DATA FOR THE TASK
--

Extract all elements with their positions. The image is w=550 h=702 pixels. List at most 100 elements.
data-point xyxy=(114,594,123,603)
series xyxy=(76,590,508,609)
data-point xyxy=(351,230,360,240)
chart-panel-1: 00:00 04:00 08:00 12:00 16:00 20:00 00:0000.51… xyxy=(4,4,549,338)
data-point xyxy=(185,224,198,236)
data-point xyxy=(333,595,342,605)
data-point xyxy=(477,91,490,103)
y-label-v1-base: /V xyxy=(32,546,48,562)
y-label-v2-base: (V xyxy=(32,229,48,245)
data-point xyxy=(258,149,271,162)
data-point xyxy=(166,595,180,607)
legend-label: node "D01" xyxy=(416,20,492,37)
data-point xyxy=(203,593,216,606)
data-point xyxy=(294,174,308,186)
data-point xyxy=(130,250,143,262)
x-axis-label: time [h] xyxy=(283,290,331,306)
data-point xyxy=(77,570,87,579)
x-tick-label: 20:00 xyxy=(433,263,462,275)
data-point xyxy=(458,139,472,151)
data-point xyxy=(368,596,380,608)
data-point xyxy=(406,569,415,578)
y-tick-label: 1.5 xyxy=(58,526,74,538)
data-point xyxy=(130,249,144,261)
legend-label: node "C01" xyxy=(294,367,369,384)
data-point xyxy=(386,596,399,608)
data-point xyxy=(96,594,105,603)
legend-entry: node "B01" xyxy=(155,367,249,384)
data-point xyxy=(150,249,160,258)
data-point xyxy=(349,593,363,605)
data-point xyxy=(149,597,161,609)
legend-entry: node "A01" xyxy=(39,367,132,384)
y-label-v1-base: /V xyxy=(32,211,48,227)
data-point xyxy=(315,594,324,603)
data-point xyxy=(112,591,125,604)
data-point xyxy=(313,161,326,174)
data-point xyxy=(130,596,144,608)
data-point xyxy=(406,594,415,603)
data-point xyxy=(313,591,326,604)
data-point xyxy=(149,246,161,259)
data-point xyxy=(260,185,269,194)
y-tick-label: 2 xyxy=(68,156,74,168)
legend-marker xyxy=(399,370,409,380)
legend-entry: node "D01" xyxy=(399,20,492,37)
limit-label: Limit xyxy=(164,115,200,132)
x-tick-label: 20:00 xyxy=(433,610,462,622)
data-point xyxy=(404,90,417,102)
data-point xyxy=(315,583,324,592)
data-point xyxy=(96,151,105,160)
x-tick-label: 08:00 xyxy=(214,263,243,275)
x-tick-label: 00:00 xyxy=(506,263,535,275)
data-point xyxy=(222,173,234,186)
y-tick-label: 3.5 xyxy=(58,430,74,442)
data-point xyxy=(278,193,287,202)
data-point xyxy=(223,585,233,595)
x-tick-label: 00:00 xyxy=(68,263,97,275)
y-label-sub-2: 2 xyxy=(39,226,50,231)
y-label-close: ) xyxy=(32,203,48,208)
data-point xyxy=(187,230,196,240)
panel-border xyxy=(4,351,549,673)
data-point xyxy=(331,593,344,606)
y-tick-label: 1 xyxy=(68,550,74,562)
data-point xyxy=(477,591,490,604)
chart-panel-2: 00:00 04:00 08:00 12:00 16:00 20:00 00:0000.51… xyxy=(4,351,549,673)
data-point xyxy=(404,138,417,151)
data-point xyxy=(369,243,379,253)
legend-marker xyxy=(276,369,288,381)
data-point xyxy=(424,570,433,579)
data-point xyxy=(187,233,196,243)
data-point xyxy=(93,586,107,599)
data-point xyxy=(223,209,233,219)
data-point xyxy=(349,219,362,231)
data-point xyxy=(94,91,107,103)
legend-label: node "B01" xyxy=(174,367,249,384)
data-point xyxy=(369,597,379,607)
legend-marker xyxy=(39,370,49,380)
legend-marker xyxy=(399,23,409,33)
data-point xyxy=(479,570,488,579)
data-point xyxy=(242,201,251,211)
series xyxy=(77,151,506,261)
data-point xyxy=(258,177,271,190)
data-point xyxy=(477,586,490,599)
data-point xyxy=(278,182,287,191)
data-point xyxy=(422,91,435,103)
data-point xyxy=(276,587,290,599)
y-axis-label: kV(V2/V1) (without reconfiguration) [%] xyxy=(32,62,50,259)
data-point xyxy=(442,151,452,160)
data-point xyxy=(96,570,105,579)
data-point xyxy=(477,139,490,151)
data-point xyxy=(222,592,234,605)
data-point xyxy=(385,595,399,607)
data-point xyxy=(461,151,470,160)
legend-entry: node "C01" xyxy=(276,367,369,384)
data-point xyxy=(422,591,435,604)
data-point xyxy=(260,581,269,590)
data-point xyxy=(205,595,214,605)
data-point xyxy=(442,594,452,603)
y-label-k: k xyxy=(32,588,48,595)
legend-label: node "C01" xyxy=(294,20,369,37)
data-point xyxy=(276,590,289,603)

--

Print the listing above word for word, covering every line from start to finish.

ANSWER
Extract all elements with their positions. The image is w=550 h=702 pixels. List at most 100 elements.
data-point xyxy=(114,594,123,603)
series xyxy=(76,590,508,609)
data-point xyxy=(351,230,360,240)
chart-panel-1: 00:00 04:00 08:00 12:00 16:00 20:00 00:0000.51… xyxy=(4,4,549,338)
data-point xyxy=(185,224,198,236)
data-point xyxy=(333,595,342,605)
data-point xyxy=(477,91,490,103)
y-label-v1-base: /V xyxy=(32,546,48,562)
y-label-v2-base: (V xyxy=(32,229,48,245)
data-point xyxy=(258,149,271,162)
data-point xyxy=(166,595,180,607)
legend-label: node "D01" xyxy=(416,20,492,37)
data-point xyxy=(203,593,216,606)
data-point xyxy=(294,174,308,186)
data-point xyxy=(130,250,143,262)
x-axis-label: time [h] xyxy=(283,290,331,306)
data-point xyxy=(77,570,87,579)
x-tick-label: 20:00 xyxy=(433,263,462,275)
data-point xyxy=(458,139,472,151)
data-point xyxy=(368,596,380,608)
data-point xyxy=(406,569,415,578)
y-tick-label: 1.5 xyxy=(58,526,74,538)
data-point xyxy=(130,249,144,261)
legend-label: node "C01" xyxy=(294,367,369,384)
data-point xyxy=(386,596,399,608)
data-point xyxy=(96,594,105,603)
legend-entry: node "B01" xyxy=(155,367,249,384)
data-point xyxy=(150,249,160,258)
data-point xyxy=(349,593,363,605)
data-point xyxy=(149,597,161,609)
legend-entry: node "A01" xyxy=(39,367,132,384)
y-label-v1-base: /V xyxy=(32,211,48,227)
data-point xyxy=(315,594,324,603)
data-point xyxy=(112,591,125,604)
data-point xyxy=(313,161,326,174)
data-point xyxy=(130,596,144,608)
data-point xyxy=(406,594,415,603)
data-point xyxy=(313,591,326,604)
data-point xyxy=(149,246,161,259)
data-point xyxy=(260,185,269,194)
y-tick-label: 2 xyxy=(68,156,74,168)
legend-marker xyxy=(399,370,409,380)
legend-entry: node "D01" xyxy=(399,20,492,37)
limit-label: Limit xyxy=(164,115,200,132)
x-tick-label: 20:00 xyxy=(433,610,462,622)
data-point xyxy=(404,90,417,102)
data-point xyxy=(315,583,324,592)
data-point xyxy=(96,151,105,160)
x-tick-label: 08:00 xyxy=(214,263,243,275)
x-tick-label: 00:00 xyxy=(506,263,535,275)
data-point xyxy=(222,173,234,186)
y-tick-label: 3.5 xyxy=(58,430,74,442)
data-point xyxy=(278,193,287,202)
data-point xyxy=(223,585,233,595)
x-tick-label: 00:00 xyxy=(68,263,97,275)
y-label-sub-2: 2 xyxy=(39,226,50,231)
y-label-close: ) xyxy=(32,203,48,208)
data-point xyxy=(187,230,196,240)
panel-border xyxy=(4,351,549,673)
data-point xyxy=(331,593,344,606)
y-tick-label: 1 xyxy=(68,550,74,562)
data-point xyxy=(477,591,490,604)
chart-panel-2: 00:00 04:00 08:00 12:00 16:00 20:00 00:0000.51… xyxy=(4,351,549,673)
data-point xyxy=(404,138,417,151)
data-point xyxy=(369,243,379,253)
legend-marker xyxy=(276,369,288,381)
data-point xyxy=(424,570,433,579)
data-point xyxy=(187,233,196,243)
data-point xyxy=(93,586,107,599)
data-point xyxy=(223,209,233,219)
data-point xyxy=(349,219,362,231)
data-point xyxy=(94,91,107,103)
legend-label: node "B01" xyxy=(174,367,249,384)
data-point xyxy=(369,597,379,607)
legend-marker xyxy=(39,370,49,380)
legend-marker xyxy=(399,23,409,33)
data-point xyxy=(479,570,488,579)
data-point xyxy=(242,201,251,211)
series xyxy=(77,151,506,261)
data-point xyxy=(258,177,271,190)
data-point xyxy=(477,586,490,599)
data-point xyxy=(278,182,287,191)
data-point xyxy=(422,91,435,103)
data-point xyxy=(276,587,290,599)
y-axis-label: kV(V2/V1) (without reconfiguration) [%] xyxy=(32,62,50,259)
data-point xyxy=(442,151,452,160)
data-point xyxy=(96,570,105,579)
data-point xyxy=(477,139,490,151)
data-point xyxy=(222,592,234,605)
data-point xyxy=(385,595,399,607)
data-point xyxy=(461,151,470,160)
legend-entry: node "C01" xyxy=(276,367,369,384)
data-point xyxy=(422,591,435,604)
data-point xyxy=(260,581,269,590)
data-point xyxy=(205,595,214,605)
data-point xyxy=(442,594,452,603)
y-label-k: k xyxy=(32,588,48,595)
legend-label: node "C01" xyxy=(294,20,369,37)
data-point xyxy=(276,590,289,603)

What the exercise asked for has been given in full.